The request »
Write out all of the entries exactly, please.

— Begin —

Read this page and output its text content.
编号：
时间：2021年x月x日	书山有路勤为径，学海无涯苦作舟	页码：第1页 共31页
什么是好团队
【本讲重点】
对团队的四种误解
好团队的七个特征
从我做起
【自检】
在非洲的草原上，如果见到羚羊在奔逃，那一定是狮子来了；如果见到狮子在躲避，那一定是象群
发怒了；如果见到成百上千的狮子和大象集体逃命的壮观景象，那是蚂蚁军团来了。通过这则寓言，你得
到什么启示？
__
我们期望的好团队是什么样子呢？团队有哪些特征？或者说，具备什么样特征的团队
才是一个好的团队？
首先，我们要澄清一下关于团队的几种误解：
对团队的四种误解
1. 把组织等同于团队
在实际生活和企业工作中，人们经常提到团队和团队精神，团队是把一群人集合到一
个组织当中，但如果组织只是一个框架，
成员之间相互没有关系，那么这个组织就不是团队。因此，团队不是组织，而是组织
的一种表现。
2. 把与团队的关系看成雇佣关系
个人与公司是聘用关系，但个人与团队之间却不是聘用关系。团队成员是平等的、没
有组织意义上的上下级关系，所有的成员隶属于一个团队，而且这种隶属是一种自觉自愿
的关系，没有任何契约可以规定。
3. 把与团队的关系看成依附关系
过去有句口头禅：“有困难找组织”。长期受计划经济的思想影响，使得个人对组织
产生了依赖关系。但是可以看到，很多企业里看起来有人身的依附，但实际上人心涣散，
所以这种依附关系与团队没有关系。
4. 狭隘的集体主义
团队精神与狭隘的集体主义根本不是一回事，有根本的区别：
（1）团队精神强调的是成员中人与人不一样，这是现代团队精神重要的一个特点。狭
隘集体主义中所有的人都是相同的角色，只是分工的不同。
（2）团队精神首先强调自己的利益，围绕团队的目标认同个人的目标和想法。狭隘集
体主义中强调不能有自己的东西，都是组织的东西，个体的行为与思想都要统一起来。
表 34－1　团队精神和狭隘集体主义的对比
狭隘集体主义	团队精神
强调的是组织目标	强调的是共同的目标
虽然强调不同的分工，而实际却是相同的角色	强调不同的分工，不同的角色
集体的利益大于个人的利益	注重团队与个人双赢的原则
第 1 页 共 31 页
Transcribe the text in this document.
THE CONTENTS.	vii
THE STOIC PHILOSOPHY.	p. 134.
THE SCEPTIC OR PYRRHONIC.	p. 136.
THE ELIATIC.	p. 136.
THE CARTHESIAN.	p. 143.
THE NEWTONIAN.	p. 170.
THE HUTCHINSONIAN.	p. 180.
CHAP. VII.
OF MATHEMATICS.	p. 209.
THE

— End —

Result of this task »
Read this page and output its text content.
编号：
时间：2021年x月x日	书山有路勤为径，学海无涯苦作舟	页码：第1页 共31页
什么是好团队
【本讲重点】
对团队的四种误解
好团队的七个特征
从我做起
【自检】
在非洲的草原上，如果见到羚羊在奔逃，那一定是狮子来了；如果见到狮子在躲避，那一定是象群
发怒了；如果见到成百上千的狮子和大象集体逃命的壮观景象，那是蚂蚁军团来了。通过这则寓言，你得
到什么启示？
__
我们期望的好团队是什么样子呢？团队有哪些特征？或者说，具备什么样特征的团队
才是一个好的团队？
首先，我们要澄清一下关于团队的几种误解：
对团队的四种误解
1. 把组织等同于团队
在实际生活和企业工作中，人们经常提到团队和团队精神，团队是把一群人集合到一
个组织当中，但如果组织只是一个框架，
成员之间相互没有关系，那么这个组织就不是团队。因此，团队不是组织，而是组织
的一种表现。
2. 把与团队的关系看成雇佣关系
个人与公司是聘用关系，但个人与团队之间却不是聘用关系。团队成员是平等的、没
有组织意义上的上下级关系，所有的成员隶属于一个团队，而且这种隶属是一种自觉自愿
的关系，没有任何契约可以规定。
3. 把与团队的关系看成依附关系
过去有句口头禅：“有困难找组织”。长期受计划经济的思想影响，使得个人对组织
产生了依赖关系。但是可以看到，很多企业里看起来有人身的依附，但实际上人心涣散，
所以这种依附关系与团队没有关系。
4. 狭隘的集体主义
团队精神与狭隘的集体主义根本不是一回事，有根本的区别：
（1）团队精神强调的是成员中人与人不一样，这是现代团队精神重要的一个特点。狭
隘集体主义中所有的人都是相同的角色，只是分工的不同。
（2）团队精神首先强调自己的利益，围绕团队的目标认同个人的目标和想法。狭隘集
体主义中强调不能有自己的东西，都是组织的东西，个体的行为与思想都要统一起来。
表 34－1　团队精神和狭隘集体主义的对比
狭隘集体主义	团队精神
强调的是组织目标	强调的是共同的目标
虽然强调不同的分工，而实际却是相同的角色	强调不同的分工，不同的角色
集体的利益大于个人的利益	注重团队与个人双赢的原则
第 1 页 共 31 页
Transcribe the text in this document.
THE CONTENTS.	vii
THE STOIC PHILOSOPHY.	p. 134.
THE SCEPTIC OR PYRRHONIC.	p. 136.
THE ELIATIC.	p. 136.
THE CARTHESIAN.	p. 143.
THE NEWTONIAN.	p. 170.
THE HUTCHINSONIAN.	p. 180.
CHAP. VII.
OF MATHEMATICS.	p. 209.
THE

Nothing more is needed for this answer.